Information supplied:
+ + + + +
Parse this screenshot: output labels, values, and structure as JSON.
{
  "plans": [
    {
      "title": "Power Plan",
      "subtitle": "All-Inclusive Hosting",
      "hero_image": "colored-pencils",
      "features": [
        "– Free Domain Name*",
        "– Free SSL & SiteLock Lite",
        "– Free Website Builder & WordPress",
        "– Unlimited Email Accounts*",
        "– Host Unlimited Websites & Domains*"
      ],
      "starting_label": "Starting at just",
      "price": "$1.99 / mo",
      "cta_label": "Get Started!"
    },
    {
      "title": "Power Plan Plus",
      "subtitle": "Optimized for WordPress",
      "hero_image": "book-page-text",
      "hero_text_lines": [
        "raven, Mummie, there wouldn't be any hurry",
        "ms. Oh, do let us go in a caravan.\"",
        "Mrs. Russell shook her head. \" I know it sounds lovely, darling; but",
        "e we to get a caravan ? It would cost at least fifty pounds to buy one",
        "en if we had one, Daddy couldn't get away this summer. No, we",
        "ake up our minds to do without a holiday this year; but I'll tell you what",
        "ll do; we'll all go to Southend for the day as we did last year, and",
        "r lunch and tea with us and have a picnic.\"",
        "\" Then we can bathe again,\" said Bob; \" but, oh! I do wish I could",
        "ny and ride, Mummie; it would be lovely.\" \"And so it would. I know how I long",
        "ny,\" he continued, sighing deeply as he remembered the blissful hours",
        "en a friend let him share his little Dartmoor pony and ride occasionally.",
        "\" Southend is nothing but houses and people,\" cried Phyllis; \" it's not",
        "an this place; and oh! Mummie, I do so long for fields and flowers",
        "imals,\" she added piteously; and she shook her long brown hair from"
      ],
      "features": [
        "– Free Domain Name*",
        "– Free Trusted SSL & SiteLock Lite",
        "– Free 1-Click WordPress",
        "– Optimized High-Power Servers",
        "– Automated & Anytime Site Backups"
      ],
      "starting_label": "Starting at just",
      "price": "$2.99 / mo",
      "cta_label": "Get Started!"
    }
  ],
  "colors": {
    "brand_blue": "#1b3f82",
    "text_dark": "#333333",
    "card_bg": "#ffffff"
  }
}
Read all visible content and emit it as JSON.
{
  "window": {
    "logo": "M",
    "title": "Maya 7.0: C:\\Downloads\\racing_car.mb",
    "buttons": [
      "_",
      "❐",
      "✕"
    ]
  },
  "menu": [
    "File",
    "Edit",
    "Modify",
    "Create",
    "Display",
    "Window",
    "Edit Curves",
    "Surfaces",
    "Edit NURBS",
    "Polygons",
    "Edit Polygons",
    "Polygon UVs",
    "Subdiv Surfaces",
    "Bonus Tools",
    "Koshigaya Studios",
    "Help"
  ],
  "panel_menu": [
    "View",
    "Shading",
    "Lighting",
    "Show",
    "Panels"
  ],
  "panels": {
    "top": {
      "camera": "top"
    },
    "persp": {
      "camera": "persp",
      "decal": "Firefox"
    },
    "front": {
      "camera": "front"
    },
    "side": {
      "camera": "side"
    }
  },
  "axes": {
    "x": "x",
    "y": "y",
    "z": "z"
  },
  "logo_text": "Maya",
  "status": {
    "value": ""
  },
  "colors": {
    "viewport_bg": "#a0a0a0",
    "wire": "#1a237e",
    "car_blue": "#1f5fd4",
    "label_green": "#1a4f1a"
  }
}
+ + + + +
Stated goal: Print again each line of the listing above, exactly as it appears.

Response:
Parse this screenshot: output labels, values, and structure as JSON.
{
  "plans": [
    {
      "title": "Power Plan",
      "subtitle": "All-Inclusive Hosting",
      "hero_image": "colored-pencils",
      "features": [
        "– Free Domain Name*",
        "– Free SSL & SiteLock Lite",
        "– Free Website Builder & WordPress",
        "– Unlimited Email Accounts*",
        "– Host Unlimited Websites & Domains*"
      ],
      "starting_label": "Starting at just",
      "price": "$1.99 / mo",
      "cta_label": "Get Started!"
    },
    {
      "title": "Power Plan Plus",
      "subtitle": "Optimized for WordPress",
      "hero_image": "book-page-text",
      "hero_text_lines": [
        "raven, Mummie, there wouldn't be any hurry",
        "ms. Oh, do let us go in a caravan.\"",
        "Mrs. Russell shook her head. \" I know it sounds lovely, darling; but",
        "e we to get a caravan ? It would cost at least fifty pounds to buy one",
        "en if we had one, Daddy couldn't get away this summer. No, we",
        "ake up our minds to do without a holiday this year; but I'll tell you what",
        "ll do; we'll all go to Southend for the day as we did last year, and",
        "r lunch and tea with us and have a picnic.\"",
        "\" Then we can bathe again,\" said Bob; \" but, oh! I do wish I could",
        "ny and ride, Mummie; it would be lovely.\" \"And so it would. I know how I long",
        "ny,\" he continued, sighing deeply as he remembered the blissful hours",
        "en a friend let him share his little Dartmoor pony and ride occasionally.",
        "\" Southend is nothing but houses and people,\" cried Phyllis; \" it's not",
        "an this place; and oh! Mummie, I do so long for fields and flowers",
        "imals,\" she added piteously; and she shook her long brown hair from"
      ],
      "features": [
        "– Free Domain Name*",
        "– Free Trusted SSL & SiteLock Lite",
        "– Free 1-Click WordPress",
        "– Optimized High-Power Servers",
        "– Automated & Anytime Site Backups"
      ],
      "starting_label": "Starting at just",
      "price": "$2.99 / mo",
      "cta_label": "Get Started!"
    }
  ],
  "colors": {
    "brand_blue": "#1b3f82",
    "text_dark": "#333333",
    "card_bg": "#ffffff"
  }
}
Read all visible content and emit it as JSON.
{
  "window": {
    "logo": "M",
    "title": "Maya 7.0: C:\\Downloads\\racing_car.mb",
    "buttons": [
      "_",
      "❐",
      "✕"
    ]
  },
  "menu": [
    "File",
    "Edit",
    "Modify",
    "Create",
    "Display",
    "Window",
    "Edit Curves",
    "Surfaces",
    "Edit NURBS",
    "Polygons",
    "Edit Polygons",
    "Polygon UVs",
    "Subdiv Surfaces",
    "Bonus Tools",
    "Koshigaya Studios",
    "Help"
  ],
  "panel_menu": [
    "View",
    "Shading",
    "Lighting",
    "Show",
    "Panels"
  ],
  "panels": {
    "top": {
      "camera": "top"
    },
    "persp": {
      "camera": "persp",
      "decal": "Firefox"
    },
    "front": {
      "camera": "front"
    },
    "side": {
      "camera": "side"
    }
  },
  "axes": {
    "x": "x",
    "y": "y",
    "z": "z"
  },
  "logo_text": "Maya",
  "status": {
    "value": ""
  },
  "colors": {
    "viewport_bg": "#a0a0a0",
    "wire": "#1a237e",
    "car_blue": "#1f5fd4",
    "label_green": "#1a4f1a"
  }
}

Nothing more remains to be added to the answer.